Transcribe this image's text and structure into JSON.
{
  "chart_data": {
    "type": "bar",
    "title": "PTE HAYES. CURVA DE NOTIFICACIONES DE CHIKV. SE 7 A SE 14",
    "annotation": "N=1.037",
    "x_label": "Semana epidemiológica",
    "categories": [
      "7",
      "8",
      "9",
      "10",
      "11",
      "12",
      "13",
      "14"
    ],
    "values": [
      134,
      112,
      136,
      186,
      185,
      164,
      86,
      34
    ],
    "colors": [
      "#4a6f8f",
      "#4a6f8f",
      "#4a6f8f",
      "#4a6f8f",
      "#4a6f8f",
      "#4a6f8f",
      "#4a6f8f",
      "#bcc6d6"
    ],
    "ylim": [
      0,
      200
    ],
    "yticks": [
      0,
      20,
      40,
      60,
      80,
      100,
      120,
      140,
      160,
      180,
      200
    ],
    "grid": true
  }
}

● ● ● ● ●

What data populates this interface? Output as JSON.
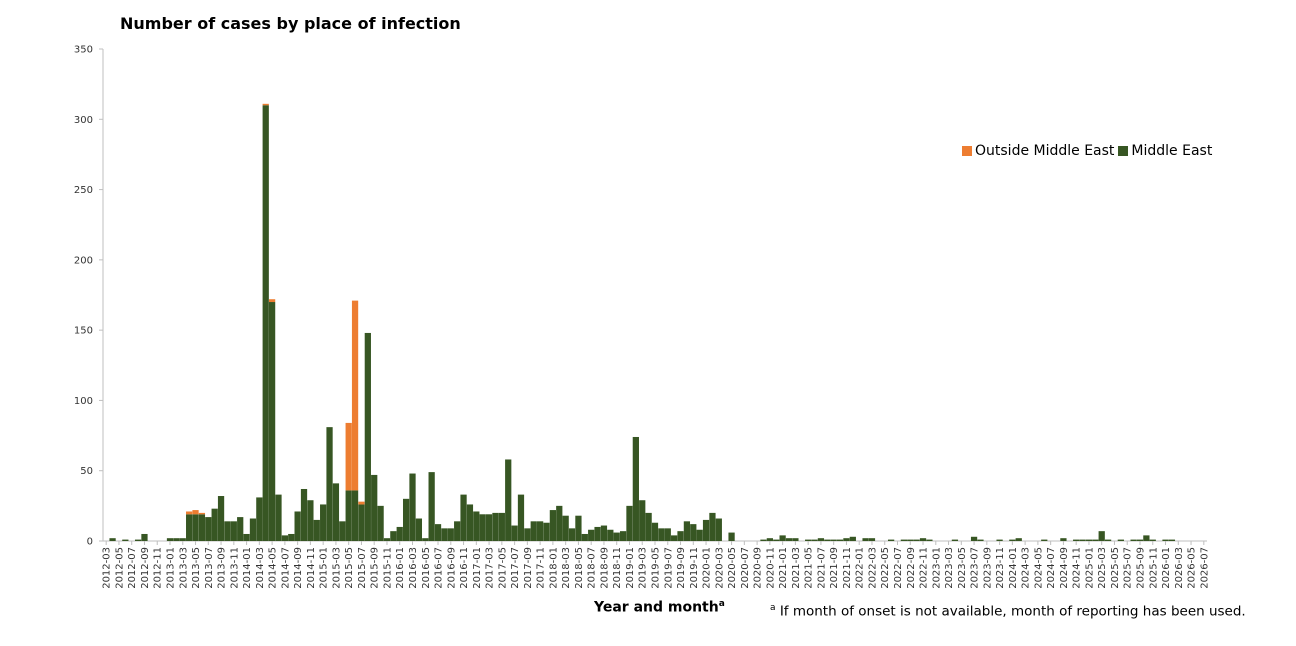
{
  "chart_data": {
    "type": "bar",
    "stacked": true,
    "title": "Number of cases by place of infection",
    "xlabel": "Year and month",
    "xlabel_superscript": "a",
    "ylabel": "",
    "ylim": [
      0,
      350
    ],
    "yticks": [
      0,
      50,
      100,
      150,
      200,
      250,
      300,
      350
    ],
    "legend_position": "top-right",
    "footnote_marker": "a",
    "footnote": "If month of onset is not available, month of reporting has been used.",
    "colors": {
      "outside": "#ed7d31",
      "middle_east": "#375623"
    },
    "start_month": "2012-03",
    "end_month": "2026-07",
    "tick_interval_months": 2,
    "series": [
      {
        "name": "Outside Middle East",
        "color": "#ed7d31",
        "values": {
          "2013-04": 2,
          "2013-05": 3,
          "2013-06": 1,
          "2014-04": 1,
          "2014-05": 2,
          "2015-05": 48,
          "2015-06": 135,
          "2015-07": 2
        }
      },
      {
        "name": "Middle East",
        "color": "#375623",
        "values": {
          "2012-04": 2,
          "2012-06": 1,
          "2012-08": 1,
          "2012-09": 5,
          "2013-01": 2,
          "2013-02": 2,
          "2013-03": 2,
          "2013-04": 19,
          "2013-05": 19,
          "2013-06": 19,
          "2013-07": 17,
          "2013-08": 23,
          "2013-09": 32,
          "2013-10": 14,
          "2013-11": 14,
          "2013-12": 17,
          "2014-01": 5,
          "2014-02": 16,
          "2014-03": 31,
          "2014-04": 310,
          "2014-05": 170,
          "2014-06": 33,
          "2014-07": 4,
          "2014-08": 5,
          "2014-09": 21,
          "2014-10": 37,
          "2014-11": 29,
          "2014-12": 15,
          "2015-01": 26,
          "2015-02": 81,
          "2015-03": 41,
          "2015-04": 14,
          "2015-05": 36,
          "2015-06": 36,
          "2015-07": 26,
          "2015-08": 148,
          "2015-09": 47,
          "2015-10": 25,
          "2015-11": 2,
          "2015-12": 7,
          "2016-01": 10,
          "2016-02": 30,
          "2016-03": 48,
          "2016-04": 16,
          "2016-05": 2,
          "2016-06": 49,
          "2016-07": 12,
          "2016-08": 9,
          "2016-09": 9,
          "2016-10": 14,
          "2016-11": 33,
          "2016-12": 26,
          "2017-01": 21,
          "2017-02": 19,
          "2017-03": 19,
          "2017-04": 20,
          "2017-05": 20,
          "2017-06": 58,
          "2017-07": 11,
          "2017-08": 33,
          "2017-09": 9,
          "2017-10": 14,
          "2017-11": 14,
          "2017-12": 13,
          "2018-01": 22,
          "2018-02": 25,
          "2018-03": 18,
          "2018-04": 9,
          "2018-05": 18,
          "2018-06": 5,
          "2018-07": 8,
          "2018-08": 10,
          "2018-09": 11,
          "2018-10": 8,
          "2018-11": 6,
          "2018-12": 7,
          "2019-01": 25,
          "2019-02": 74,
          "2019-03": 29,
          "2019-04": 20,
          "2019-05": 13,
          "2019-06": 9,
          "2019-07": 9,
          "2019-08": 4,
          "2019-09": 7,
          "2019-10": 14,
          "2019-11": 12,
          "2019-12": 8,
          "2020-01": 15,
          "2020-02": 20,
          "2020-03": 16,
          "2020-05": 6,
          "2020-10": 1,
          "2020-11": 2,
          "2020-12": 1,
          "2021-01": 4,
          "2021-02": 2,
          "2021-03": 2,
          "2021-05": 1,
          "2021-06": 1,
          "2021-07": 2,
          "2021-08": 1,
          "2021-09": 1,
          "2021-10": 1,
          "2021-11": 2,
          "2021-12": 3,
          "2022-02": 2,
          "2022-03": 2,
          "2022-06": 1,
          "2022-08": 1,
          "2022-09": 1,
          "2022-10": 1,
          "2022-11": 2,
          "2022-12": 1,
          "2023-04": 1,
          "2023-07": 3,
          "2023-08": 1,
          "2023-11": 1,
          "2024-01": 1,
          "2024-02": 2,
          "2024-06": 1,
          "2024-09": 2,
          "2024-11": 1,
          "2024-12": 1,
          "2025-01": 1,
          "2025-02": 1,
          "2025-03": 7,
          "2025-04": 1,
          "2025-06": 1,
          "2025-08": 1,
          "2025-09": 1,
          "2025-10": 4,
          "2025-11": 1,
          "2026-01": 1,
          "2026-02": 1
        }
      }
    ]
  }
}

● ● ● ● ●

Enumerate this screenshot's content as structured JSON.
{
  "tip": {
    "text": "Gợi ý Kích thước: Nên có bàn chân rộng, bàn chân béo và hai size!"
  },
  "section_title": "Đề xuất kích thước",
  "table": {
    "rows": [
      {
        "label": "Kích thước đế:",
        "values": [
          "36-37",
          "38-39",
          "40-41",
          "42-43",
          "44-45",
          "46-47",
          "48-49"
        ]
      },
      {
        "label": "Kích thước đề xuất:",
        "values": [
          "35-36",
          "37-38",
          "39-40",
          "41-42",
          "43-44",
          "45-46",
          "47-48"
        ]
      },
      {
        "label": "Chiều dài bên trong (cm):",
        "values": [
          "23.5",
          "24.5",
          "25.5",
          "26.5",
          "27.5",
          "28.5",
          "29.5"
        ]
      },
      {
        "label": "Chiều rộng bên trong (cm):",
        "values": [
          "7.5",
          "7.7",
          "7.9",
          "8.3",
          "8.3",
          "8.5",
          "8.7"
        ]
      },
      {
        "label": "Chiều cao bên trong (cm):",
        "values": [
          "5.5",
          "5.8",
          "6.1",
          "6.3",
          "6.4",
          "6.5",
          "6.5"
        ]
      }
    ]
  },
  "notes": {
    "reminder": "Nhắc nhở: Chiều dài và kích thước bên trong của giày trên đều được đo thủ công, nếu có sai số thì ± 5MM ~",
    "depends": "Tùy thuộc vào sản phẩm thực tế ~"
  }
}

● ● ● ● ●

> **SHORT EXERCISE**: From the data, pick out every line that includes "JSON".

> **REPLY**:
Transcribe this image's text and structure into JSON.
What data populates this interface? Output as JSON.
Enumerate this screenshot's content as structured JSON.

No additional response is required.